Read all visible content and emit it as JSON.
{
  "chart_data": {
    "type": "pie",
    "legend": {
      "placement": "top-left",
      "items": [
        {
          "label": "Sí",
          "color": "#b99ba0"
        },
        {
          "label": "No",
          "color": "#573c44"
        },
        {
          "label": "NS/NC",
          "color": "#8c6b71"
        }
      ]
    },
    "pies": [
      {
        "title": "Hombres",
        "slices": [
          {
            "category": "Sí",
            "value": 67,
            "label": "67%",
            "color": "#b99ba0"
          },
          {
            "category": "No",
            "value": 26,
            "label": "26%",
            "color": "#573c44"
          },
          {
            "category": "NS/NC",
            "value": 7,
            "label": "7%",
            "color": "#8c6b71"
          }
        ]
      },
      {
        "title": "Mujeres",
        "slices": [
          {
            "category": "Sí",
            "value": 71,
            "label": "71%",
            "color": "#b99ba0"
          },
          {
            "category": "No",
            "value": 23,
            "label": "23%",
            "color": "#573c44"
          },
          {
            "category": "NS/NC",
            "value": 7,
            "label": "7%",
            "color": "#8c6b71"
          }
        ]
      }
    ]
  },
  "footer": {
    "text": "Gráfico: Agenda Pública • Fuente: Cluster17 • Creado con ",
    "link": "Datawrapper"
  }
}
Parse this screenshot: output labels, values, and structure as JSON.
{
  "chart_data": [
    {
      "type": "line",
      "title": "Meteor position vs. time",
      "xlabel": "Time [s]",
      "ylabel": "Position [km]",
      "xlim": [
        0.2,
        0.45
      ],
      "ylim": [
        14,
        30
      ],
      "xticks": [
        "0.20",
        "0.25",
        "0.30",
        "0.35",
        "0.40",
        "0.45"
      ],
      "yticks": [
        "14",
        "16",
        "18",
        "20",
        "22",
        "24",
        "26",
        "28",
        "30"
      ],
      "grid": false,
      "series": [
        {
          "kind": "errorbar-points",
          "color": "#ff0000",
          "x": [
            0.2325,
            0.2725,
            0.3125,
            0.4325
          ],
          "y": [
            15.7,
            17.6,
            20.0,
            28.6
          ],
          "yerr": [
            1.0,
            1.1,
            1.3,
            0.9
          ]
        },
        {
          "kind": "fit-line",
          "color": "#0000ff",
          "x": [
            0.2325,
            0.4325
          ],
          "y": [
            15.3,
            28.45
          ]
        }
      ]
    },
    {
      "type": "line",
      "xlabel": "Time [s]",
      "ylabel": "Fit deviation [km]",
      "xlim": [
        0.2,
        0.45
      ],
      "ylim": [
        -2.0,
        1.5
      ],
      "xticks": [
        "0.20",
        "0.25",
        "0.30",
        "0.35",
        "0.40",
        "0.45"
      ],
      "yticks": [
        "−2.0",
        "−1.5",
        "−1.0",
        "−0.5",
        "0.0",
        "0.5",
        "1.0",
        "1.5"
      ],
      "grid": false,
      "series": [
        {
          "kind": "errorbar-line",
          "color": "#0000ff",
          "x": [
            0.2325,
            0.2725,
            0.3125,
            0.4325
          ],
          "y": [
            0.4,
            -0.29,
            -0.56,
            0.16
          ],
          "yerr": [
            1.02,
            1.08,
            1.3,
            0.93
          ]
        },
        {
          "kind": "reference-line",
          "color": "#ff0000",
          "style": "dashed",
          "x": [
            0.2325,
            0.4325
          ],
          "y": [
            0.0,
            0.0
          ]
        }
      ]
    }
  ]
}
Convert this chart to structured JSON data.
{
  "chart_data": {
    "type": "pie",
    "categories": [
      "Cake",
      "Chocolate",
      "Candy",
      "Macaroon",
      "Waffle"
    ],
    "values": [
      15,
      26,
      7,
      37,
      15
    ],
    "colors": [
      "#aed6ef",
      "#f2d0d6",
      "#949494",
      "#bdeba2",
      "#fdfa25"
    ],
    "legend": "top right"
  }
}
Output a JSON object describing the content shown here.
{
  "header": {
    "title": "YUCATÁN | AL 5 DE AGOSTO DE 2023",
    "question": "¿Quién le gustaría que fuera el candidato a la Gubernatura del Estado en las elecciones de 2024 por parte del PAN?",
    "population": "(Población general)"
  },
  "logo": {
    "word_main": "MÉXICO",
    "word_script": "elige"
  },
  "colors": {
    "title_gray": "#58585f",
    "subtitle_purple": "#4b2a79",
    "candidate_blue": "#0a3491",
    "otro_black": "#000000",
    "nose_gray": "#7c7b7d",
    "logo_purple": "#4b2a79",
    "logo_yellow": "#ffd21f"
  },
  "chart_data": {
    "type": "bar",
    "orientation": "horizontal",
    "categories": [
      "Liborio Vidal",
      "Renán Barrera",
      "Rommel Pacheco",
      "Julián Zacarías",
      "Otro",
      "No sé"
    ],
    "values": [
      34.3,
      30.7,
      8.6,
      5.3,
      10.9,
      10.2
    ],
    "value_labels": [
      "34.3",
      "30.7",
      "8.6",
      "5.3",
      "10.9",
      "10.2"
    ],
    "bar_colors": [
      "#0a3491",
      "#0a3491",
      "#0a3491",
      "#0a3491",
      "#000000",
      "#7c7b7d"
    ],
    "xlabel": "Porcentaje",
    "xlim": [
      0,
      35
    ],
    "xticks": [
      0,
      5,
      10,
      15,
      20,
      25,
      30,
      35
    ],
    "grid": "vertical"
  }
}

+ + + + + + +

▶ To be done: Filter the records above for "content" and copy every matching line.

▶ Expected answer:
Read all visible content and emit it as JSON.
Output a JSON object describing the content shown here.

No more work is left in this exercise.